• _Task statement_: Count every line in the entries that follow where the word "Horticultural" appears, then state only the total.

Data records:
···

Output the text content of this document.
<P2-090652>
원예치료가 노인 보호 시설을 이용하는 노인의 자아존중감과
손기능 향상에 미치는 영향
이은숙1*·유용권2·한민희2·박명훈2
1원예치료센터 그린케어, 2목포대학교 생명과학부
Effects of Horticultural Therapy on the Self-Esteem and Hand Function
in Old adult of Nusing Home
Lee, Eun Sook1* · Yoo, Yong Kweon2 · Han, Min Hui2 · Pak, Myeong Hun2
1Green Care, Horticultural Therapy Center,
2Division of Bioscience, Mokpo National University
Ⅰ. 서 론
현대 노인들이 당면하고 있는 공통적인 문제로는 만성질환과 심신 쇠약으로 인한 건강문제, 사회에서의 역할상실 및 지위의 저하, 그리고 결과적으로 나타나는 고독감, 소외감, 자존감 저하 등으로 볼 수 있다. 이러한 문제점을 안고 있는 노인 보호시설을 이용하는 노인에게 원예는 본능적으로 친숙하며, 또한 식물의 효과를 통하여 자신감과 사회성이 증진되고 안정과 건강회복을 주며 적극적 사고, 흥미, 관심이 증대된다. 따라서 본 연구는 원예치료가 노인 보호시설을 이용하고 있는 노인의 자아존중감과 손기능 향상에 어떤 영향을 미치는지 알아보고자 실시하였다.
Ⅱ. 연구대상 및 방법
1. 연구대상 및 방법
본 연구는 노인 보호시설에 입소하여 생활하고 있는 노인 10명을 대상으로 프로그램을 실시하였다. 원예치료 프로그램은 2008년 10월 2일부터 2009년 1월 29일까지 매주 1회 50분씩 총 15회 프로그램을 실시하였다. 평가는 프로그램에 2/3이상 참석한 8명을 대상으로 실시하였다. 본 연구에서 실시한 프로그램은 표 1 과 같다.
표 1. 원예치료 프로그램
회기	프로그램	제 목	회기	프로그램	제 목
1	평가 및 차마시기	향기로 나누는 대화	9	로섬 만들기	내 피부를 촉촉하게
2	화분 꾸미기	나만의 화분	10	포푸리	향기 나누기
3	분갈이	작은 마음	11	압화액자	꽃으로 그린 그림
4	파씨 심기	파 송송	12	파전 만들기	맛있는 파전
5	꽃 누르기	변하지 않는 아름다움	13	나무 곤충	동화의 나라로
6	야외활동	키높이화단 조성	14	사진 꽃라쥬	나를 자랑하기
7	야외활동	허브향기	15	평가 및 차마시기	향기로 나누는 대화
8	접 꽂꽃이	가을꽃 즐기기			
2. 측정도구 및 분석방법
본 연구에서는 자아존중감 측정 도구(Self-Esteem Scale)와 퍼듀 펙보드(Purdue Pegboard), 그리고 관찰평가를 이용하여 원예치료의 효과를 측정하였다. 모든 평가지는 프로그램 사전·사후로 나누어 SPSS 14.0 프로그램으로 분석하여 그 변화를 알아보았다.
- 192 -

···

• _Exercise response_: 2